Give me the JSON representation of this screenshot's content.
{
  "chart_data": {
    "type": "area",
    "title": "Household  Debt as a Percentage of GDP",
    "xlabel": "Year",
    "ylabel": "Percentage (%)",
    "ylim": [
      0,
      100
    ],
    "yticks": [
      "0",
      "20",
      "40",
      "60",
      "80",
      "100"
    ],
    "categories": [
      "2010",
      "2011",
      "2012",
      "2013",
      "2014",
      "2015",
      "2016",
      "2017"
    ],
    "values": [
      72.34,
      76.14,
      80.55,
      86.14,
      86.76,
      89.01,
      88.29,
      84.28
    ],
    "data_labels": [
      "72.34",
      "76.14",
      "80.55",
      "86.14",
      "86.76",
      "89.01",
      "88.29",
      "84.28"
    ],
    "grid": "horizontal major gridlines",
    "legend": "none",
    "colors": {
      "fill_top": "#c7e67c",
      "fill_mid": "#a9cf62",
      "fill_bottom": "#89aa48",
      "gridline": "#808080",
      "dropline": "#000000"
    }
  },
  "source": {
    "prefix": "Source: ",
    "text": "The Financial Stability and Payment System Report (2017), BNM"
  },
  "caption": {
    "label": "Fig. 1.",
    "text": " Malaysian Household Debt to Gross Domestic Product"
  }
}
...
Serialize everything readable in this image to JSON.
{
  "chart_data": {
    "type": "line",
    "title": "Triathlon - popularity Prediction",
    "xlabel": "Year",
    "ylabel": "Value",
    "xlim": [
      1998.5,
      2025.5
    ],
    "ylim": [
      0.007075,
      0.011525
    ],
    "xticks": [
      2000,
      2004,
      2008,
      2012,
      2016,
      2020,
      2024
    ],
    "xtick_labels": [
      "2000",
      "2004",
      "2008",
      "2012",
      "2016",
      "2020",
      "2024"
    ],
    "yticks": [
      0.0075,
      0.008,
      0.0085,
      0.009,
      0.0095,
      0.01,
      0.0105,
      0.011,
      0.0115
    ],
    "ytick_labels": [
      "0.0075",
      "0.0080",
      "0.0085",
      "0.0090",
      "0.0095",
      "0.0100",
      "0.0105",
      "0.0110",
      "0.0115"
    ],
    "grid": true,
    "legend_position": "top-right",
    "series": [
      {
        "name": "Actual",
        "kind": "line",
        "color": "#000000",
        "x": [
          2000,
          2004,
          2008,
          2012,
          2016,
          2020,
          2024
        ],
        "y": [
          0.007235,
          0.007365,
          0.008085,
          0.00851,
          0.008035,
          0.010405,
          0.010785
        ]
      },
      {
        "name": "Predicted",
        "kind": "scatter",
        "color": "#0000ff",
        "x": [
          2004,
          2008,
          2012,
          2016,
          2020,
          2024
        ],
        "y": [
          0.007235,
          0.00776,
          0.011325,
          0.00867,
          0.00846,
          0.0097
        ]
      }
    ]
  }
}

### [AIM]
Check each line of the material above for "Household" and say how many lines contain it, giving the number alone.

### [EXERCISE RESPONSE]
2